## Requirements
Exclude the pictures, then repeat the remaining data exactly.
::: Data to process
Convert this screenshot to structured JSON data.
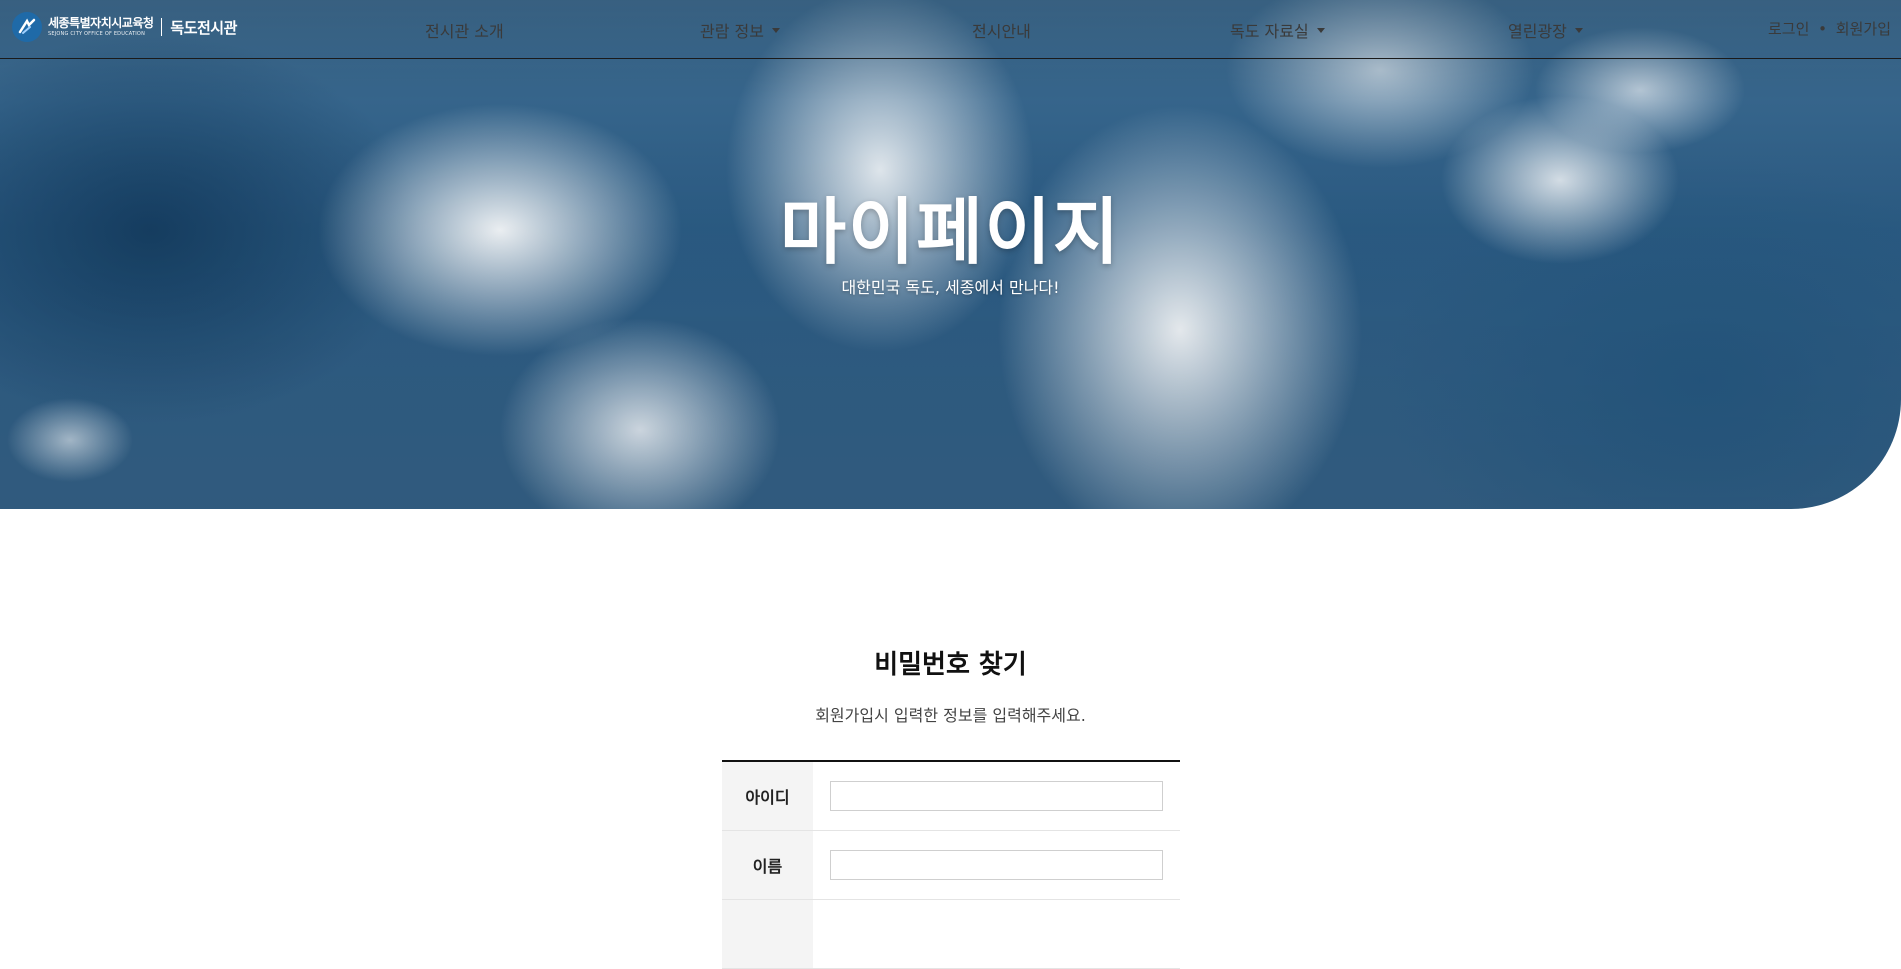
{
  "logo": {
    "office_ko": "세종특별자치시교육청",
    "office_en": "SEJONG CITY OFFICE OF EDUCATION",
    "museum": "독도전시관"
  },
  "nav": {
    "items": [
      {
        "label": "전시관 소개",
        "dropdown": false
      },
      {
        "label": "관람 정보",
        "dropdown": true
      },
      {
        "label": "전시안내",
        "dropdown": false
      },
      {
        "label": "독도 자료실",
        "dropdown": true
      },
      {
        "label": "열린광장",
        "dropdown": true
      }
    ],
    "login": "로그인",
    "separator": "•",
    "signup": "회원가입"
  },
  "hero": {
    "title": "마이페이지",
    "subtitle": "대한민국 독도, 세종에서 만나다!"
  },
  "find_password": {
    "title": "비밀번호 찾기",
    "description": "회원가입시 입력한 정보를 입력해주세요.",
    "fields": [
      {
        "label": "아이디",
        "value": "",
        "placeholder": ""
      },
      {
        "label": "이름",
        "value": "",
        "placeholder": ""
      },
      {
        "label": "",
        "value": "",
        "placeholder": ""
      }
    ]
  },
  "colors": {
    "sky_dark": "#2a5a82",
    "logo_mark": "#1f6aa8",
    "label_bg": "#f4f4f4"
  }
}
::::::
## Result for this task
Convert this screenshot to structured JSON data.
{
  "logo": {
    "office_ko": "세종특별자치시교육청",
    "office_en": "SEJONG CITY OFFICE OF EDUCATION",
    "museum": "독도전시관"
  },
  "nav": {
    "items": [
      {
        "label": "전시관 소개",
        "dropdown": false
      },
      {
        "label": "관람 정보",
        "dropdown": true
      },
      {
        "label": "전시안내",
        "dropdown": false
      },
      {
        "label": "독도 자료실",
        "dropdown": true
      },
      {
        "label": "열린광장",
        "dropdown": true
      }
    ],
    "login": "로그인",
    "separator": "•",
    "signup": "회원가입"
  },
  "hero": {
    "title": "마이페이지",
    "subtitle": "대한민국 독도, 세종에서 만나다!"
  },
  "find_password": {
    "title": "비밀번호 찾기",
    "description": "회원가입시 입력한 정보를 입력해주세요.",
    "fields": [
      {
        "label": "아이디",
        "value": "",
        "placeholder": ""
      },
      {
        "label": "이름",
        "value": "",
        "placeholder": ""
      },
      {
        "label": "",
        "value": "",
        "placeholder": ""
      }
    ]
  },
  "colors": {
    "sky_dark": "#2a5a82",
    "logo_mark": "#1f6aa8",
    "label_bg": "#f4f4f4"
  }
}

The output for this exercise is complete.